*The exercise:* Where a line contains the string "Scene", copy that line.

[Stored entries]
....

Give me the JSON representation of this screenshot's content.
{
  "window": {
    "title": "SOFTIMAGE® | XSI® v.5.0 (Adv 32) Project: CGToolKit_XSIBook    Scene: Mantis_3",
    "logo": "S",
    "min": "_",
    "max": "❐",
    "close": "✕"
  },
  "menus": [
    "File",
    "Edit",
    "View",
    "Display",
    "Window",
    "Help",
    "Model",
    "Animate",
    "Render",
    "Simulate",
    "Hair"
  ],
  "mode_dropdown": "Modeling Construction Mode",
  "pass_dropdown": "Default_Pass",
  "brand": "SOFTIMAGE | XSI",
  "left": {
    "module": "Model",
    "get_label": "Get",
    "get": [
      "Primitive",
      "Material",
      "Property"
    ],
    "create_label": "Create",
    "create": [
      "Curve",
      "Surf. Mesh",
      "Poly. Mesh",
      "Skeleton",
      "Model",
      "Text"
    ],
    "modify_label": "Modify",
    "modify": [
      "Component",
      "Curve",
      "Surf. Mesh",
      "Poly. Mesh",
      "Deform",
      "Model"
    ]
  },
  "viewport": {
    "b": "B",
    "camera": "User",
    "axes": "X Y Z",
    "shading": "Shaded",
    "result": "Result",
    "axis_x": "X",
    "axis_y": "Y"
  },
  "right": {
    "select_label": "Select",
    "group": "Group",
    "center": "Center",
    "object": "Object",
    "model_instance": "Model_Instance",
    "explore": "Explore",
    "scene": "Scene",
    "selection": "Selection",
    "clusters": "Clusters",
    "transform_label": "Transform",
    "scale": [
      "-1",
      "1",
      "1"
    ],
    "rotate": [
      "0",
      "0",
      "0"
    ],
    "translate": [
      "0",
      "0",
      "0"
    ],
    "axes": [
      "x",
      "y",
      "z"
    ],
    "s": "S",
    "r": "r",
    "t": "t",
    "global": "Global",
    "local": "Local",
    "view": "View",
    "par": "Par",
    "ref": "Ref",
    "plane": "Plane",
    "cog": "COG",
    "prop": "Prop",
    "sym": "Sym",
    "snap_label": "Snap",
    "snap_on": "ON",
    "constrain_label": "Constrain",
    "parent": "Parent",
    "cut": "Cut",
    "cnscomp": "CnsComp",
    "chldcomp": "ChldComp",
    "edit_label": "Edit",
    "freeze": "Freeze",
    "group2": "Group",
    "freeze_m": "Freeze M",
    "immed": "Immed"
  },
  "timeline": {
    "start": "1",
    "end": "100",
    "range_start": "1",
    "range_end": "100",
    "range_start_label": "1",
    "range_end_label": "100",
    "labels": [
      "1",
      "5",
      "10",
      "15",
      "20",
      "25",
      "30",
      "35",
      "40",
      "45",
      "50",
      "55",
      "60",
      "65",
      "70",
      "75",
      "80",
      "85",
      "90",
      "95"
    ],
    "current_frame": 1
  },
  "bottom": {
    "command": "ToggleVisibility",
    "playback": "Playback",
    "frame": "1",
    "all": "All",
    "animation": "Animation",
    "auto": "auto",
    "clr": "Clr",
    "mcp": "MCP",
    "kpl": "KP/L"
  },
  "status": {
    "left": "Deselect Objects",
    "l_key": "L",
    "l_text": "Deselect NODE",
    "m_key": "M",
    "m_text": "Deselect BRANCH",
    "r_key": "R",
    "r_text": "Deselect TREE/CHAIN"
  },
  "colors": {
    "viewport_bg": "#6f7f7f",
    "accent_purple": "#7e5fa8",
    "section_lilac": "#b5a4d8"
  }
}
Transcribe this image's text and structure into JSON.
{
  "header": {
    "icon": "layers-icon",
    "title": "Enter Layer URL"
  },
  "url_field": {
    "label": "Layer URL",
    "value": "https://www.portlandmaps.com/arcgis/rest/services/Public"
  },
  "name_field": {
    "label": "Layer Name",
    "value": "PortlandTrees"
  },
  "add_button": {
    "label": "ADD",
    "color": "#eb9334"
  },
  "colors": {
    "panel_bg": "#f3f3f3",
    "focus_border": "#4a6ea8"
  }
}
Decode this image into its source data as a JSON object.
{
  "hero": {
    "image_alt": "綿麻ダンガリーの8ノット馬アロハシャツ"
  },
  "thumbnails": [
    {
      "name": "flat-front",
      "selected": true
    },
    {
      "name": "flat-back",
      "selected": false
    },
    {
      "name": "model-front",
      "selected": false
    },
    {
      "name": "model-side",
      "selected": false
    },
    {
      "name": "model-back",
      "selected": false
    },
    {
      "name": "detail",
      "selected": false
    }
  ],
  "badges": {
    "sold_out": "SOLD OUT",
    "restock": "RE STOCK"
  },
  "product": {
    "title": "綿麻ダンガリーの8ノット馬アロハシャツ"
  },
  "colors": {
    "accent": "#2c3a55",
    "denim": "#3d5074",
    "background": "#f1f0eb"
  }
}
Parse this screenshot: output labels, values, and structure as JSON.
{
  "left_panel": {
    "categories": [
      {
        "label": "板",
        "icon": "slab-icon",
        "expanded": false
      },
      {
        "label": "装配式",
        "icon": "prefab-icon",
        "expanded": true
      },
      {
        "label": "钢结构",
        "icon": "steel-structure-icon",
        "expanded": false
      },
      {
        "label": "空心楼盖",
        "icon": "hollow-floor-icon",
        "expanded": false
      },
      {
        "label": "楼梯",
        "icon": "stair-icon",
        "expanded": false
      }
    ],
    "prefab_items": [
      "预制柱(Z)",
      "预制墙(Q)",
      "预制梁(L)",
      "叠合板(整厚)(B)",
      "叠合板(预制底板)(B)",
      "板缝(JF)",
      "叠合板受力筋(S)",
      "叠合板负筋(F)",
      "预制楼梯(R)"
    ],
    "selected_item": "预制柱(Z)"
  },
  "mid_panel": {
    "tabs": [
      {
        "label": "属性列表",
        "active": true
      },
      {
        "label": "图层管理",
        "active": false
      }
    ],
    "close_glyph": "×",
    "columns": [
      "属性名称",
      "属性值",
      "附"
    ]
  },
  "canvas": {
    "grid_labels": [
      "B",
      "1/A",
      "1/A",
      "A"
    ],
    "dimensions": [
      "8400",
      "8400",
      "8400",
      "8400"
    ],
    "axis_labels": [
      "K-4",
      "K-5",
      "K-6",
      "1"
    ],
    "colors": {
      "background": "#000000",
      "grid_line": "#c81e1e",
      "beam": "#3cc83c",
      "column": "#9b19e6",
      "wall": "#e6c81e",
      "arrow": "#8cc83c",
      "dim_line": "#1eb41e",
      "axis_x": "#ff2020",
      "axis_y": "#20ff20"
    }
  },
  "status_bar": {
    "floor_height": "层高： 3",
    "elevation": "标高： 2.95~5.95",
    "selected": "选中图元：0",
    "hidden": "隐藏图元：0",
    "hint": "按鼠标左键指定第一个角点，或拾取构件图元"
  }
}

....

*Result:*
    "title": "SOFTIMAGE® | XSI® v.5.0 (Adv 32) Project: CGToolKit_XSIBook    Scene: Mantis_3",
    "scene": "Scene",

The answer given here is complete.